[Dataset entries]
::::

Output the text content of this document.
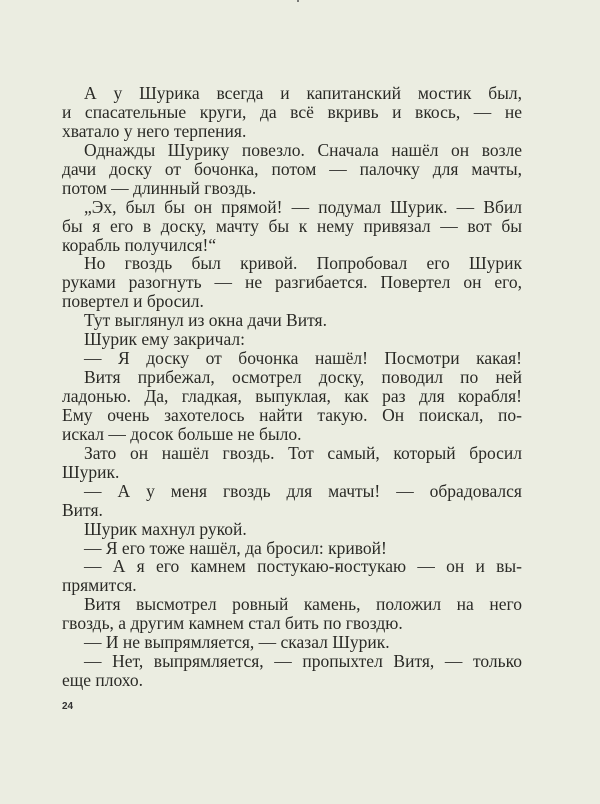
А у Шурика всегда и капитанский мостик был,
и спасательные круги, да всё вкривь и вкось, — не
хватало у него терпения.
Однажды Шурику повезло. Сначала нашёл он возле
дачи доску от бочонка, потом — палочку для мачты,
потом — длинный гвоздь.
„Эх, был бы он прямой! — подумал Шурик. — Вбил
бы я его в доску, мачту бы к нему привязал — вот бы
корабль получился!“
Но гвоздь был кривой. Попробовал его Шурик
руками разогнуть — не разгибается. Повертел он его,
повертел и бросил.
Тут выглянул из окна дачи Витя.
Шурик ему закричал:
— Я доску от бочонка нашёл! Посмотри какая!
Витя прибежал, осмотрел доску, поводил по ней
ладонью. Да, гладкая, выпуклая, как раз для корабля!
Ему очень захотелось найти такую. Он поискал, по-
искал — досок больше не было.
Зато он нашёл гвоздь. Тот самый, который бросил
Шурик.
— А у меня гвоздь для мачты! — обрадовался
Витя.
Шурик махнул рукой.
— Я его тоже нашёл, да бросил: кривой!
— А я его камнем постукаю-постукаю — он и вы-
прямится.
Витя высмотрел ровный камень, положил на него
гвоздь, а другим камнем стал бить по гвоздю.
— И не выпрямляется, — сказал Шурик.
— Нет, выпрямляется, — пропыхтел Витя, — только
еще плохо.
24
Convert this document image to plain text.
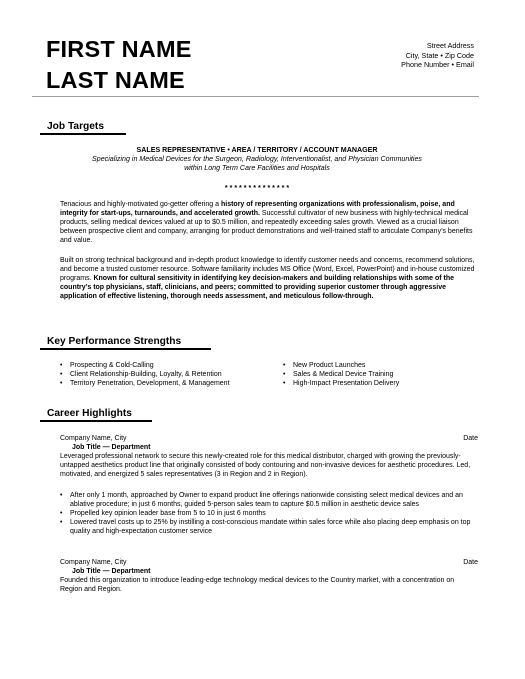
FIRST NAME
LAST NAME
Street Address
City, State • Zip Code
Phone Number • Email
Job Targets
SALES REPRESENTATIVE • AREA / TERRITORY / ACCOUNT MANAGER
Specializing in Medical Devices for the Surgeon, Radiology, Interventionalist, and Physician Communities
within Long Term Care Facilities and Hospitals
* * * * * * * * * * * * * *
Tenacious and highly-motivated go-getter offering a history of representing organizations with professionalism, poise, and integrity for start-ups, turnarounds, and accelerated growth. Successful cultivator of new business with highly-technical medical products, selling medical devices valued at up to $0.5 million, and repeatedly exceeding sales growth. Viewed as a crucial liaison between prospective client and company, arranging for product demonstrations and well-trained staff to articulate Company’s benefits and value.
Built on strong technical background and in-depth product knowledge to identify customer needs and concerns, recommend solutions, and become a trusted customer resource. Software familiarity includes MS Office (Word, Excel, PowerPoint) and in-house customized programs. Known for cultural sensitivity in identifying key decision-makers and building relationships with some of the country’s top physicians, staff, clinicians, and peers; committed to providing superior customer through aggressive application of effective listening, thorough needs assessment, and meticulous follow-through.
Key Performance Strengths
• Prospecting & Cold-Calling
• Client Relationship-Building, Loyalty, & Retention
• Territory Penetration, Development, & Management
• New Product Launches
• Sales & Medical Device Training
• High-Impact Presentation Delivery
Career Highlights
Company Name, City	Date
Job Title — Department
Leveraged professional network to secure this newly-created role for this medical distributor, charged with growing the previously-untapped aesthetics product line that originally consisted of body contouring and non-invasive devices for aesthetic procedures. Led, motivated, and energized 5 sales representatives (3 in Region and 2 in Region).
• After only 1 month, approached by Owner to expand product line offerings nationwide consisting select medical devices and an ablative procedure; in just 6 months, guided 5-person sales team to capture $0.5 million in aesthetic device sales
• Propelled key opinion leader base from 5 to 10 in just 6 months
• Lowered travel costs up to 25% by instilling a cost-conscious mandate within sales force while also placing deep emphasis on top quality and high-expectation customer service
Company Name, City	Date
Job Title — Department
Founded this organization to introduce leading-edge technology medical devices to the Country market, with a concentration on Region and Region.
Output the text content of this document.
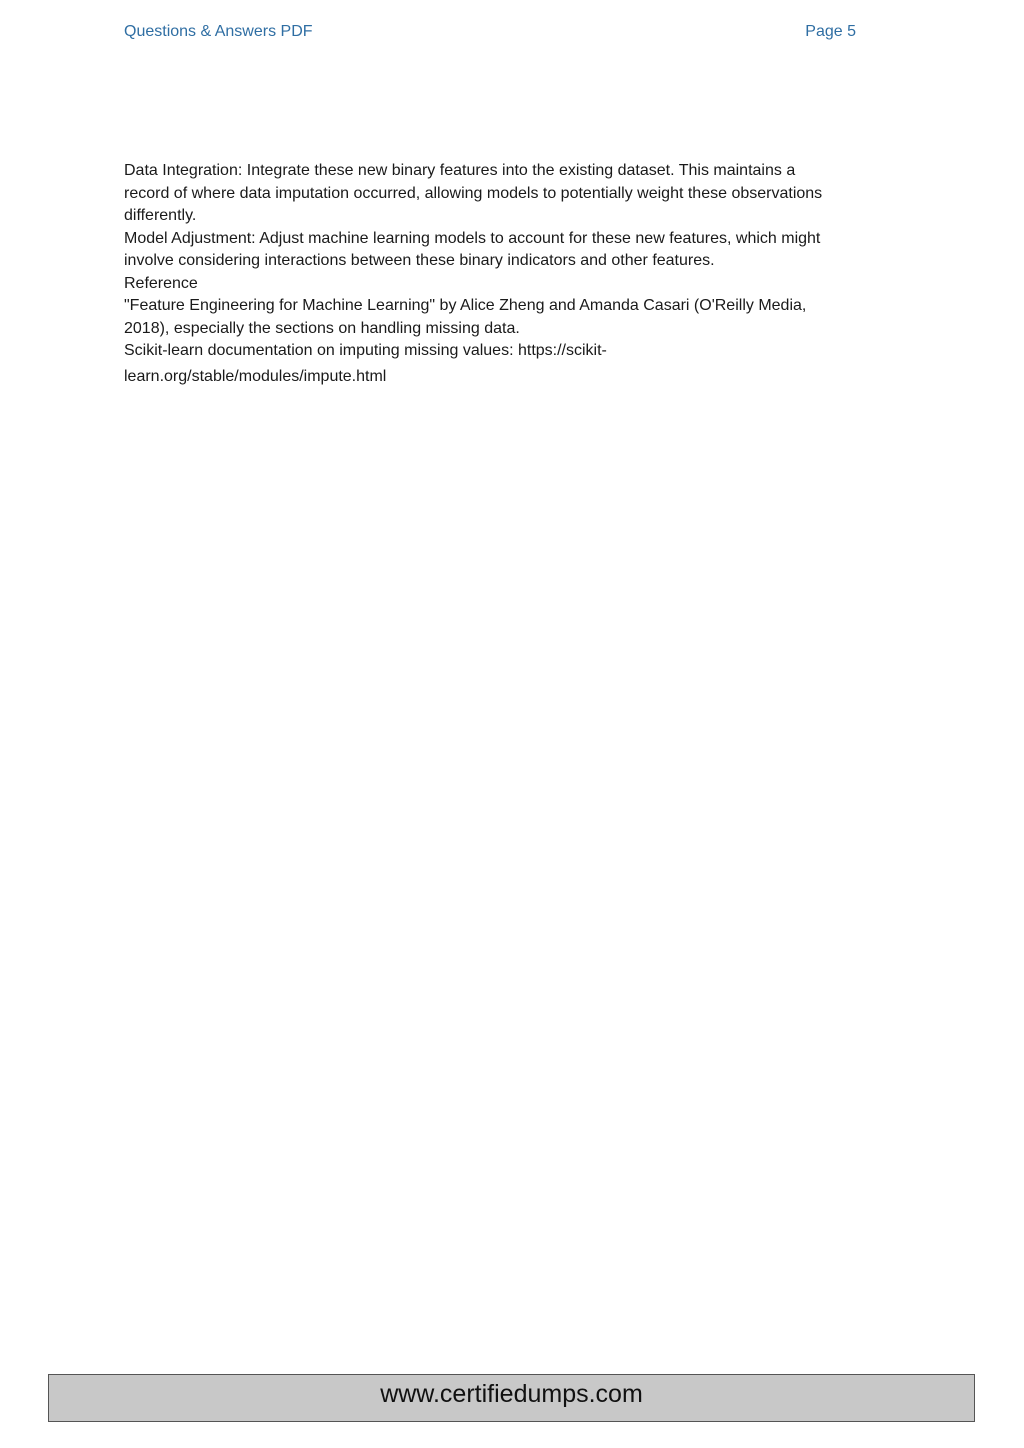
Questions & Answers PDF	Page 5
Data Integration: Integrate these new binary features into the existing dataset. This maintains a
record of where data imputation occurred, allowing models to potentially weight these observations
differently.
Model Adjustment: Adjust machine learning models to account for these new features, which might
involve considering interactions between these binary indicators and other features.
Reference
"Feature Engineering for Machine Learning" by Alice Zheng and Amanda Casari (O'Reilly Media,
2018), especially the sections on handling missing data.
Scikit-learn documentation on imputing missing values: https://scikit-
learn.org/stable/modules/impute.html
www.certifiedumps.com
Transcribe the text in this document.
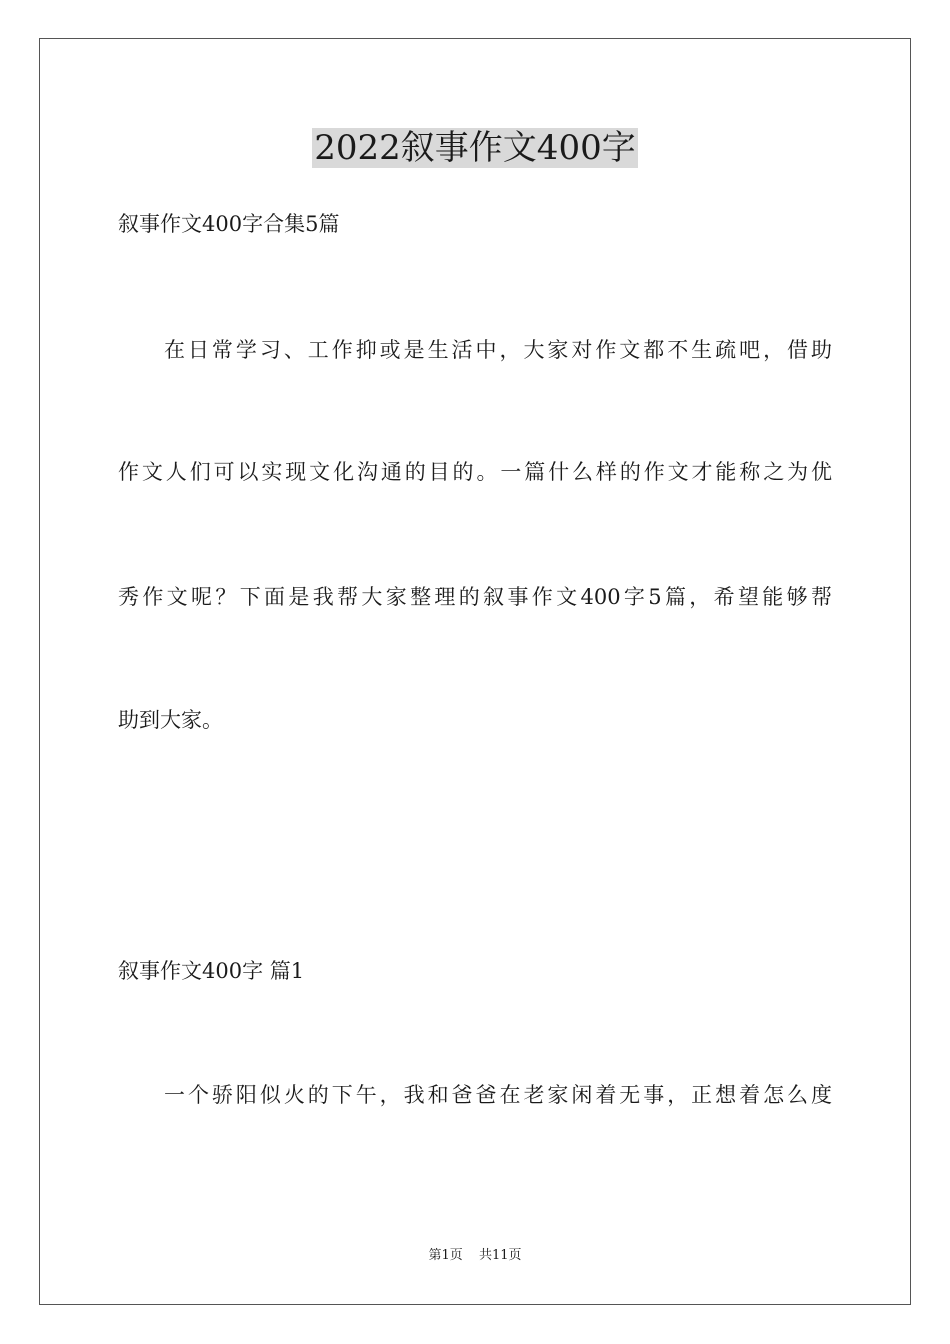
2022叙事作文400字

叙事作文400字合集5篇

在日常学习、工作抑或是生活中，大家对作文都不生疏吧，借助

作文人们可以实现文化沟通的目的。一篇什么样的作文才能称之为优

秀作文呢？下面是我帮大家整理的叙事作文400字5篇，希望能够帮

助到大家。

叙事作文400字 篇1

一个骄阳似火的下午，我和爸爸在老家闲着无事，正想着怎么度

第1页 共11页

::::

→ INSTRUCTIONS TO FOLLOW: Output the full set of records above without changing a word, and drop the images.

→ REPLY TO THE TASK:
Output the text content of this document.
А у Шурика всегда и капитанский мостик был,
и спасательные круги, да всё вкривь и вкось, — не
хватало у него терпения.
Однажды Шурику повезло. Сначала нашёл он возле
дачи доску от бочонка, потом — палочку для мачты,
потом — длинный гвоздь.
„Эх, был бы он прямой! — подумал Шурик. — Вбил
бы я его в доску, мачту бы к нему привязал — вот бы
корабль получился!“
Но гвоздь был кривой. Попробовал его Шурик
руками разогнуть — не разгибается. Повертел он его,
повертел и бросил.
Тут выглянул из окна дачи Витя.
Шурик ему закричал:
— Я доску от бочонка нашёл! Посмотри какая!
Витя прибежал, осмотрел доску, поводил по ней
ладонью. Да, гладкая, выпуклая, как раз для корабля!
Ему очень захотелось найти такую. Он поискал, по-
искал — досок больше не было.
Зато он нашёл гвоздь. Тот самый, который бросил
Шурик.
— А у меня гвоздь для мачты! — обрадовался
Витя.
Шурик махнул рукой.
— Я его тоже нашёл, да бросил: кривой!
— А я его камнем постукаю-постукаю — он и вы-
прямится.
Витя высмотрел ровный камень, положил на него
гвоздь, а другим камнем стал бить по гвоздю.
— И не выпрямляется, — сказал Шурик.
— Нет, выпрямляется, — пропыхтел Витя, — только
еще плохо.
24
Convert this document image to plain text.
FIRST NAME
LAST NAME
Street Address
City, State • Zip Code
Phone Number • Email
Job Targets
SALES REPRESENTATIVE • AREA / TERRITORY / ACCOUNT MANAGER
Specializing in Medical Devices for the Surgeon, Radiology, Interventionalist, and Physician Communities
within Long Term Care Facilities and Hospitals
* * * * * * * * * * * * * *
Tenacious and highly-motivated go-getter offering a history of representing organizations with professionalism, poise, and integrity for start-ups, turnarounds, and accelerated growth. Successful cultivator of new business with highly-technical medical products, selling medical devices valued at up to $0.5 million, and repeatedly exceeding sales growth. Viewed as a crucial liaison between prospective client and company, arranging for product demonstrations and well-trained staff to articulate Company’s benefits and value.
Built on strong technical background and in-depth product knowledge to identify customer needs and concerns, recommend solutions, and become a trusted customer resource. Software familiarity includes MS Office (Word, Excel, PowerPoint) and in-house customized programs. Known for cultural sensitivity in identifying key decision-makers and building relationships with some of the country’s top physicians, staff, clinicians, and peers; committed to providing superior customer through aggressive application of effective listening, thorough needs assessment, and meticulous follow-through.
Key Performance Strengths
• Prospecting & Cold-Calling
• Client Relationship-Building, Loyalty, & Retention
• Territory Penetration, Development, & Management
• New Product Launches
• Sales & Medical Device Training
• High-Impact Presentation Delivery
Career Highlights
Company Name, City	Date
Job Title — Department
Leveraged professional network to secure this newly-created role for this medical distributor, charged with growing the previously-untapped aesthetics product line that originally consisted of body contouring and non-invasive devices for aesthetic procedures. Led, motivated, and energized 5 sales representatives (3 in Region and 2 in Region).
• After only 1 month, approached by Owner to expand product line offerings nationwide consisting select medical devices and an ablative procedure; in just 6 months, guided 5-person sales team to capture $0.5 million in aesthetic device sales
• Propelled key opinion leader base from 5 to 10 in just 6 months
• Lowered travel costs up to 25% by instilling a cost-conscious mandate within sales force while also placing deep emphasis on top quality and high-expectation customer service
Company Name, City	Date
Job Title — Department
Founded this organization to introduce leading-edge technology medical devices to the Country market, with a concentration on Region and Region.
Output the text content of this document.
Questions & Answers PDF	Page 5
Data Integration: Integrate these new binary features into the existing dataset. This maintains a
record of where data imputation occurred, allowing models to potentially weight these observations
differently.
Model Adjustment: Adjust machine learning models to account for these new features, which might
involve considering interactions between these binary indicators and other features.
Reference
"Feature Engineering for Machine Learning" by Alice Zheng and Amanda Casari (O'Reilly Media,
2018), especially the sections on handling missing data.
Scikit-learn documentation on imputing missing values: https://scikit-
learn.org/stable/modules/impute.html
www.certifiedumps.com
Transcribe the text in this document.
2022叙事作文400字

叙事作文400字合集5篇

在日常学习、工作抑或是生活中，大家对作文都不生疏吧，借助

作文人们可以实现文化沟通的目的。一篇什么样的作文才能称之为优

秀作文呢？下面是我帮大家整理的叙事作文400字5篇，希望能够帮

助到大家。

叙事作文400字 篇1

一个骄阳似火的下午，我和爸爸在老家闲着无事，正想着怎么度

第1页 共11页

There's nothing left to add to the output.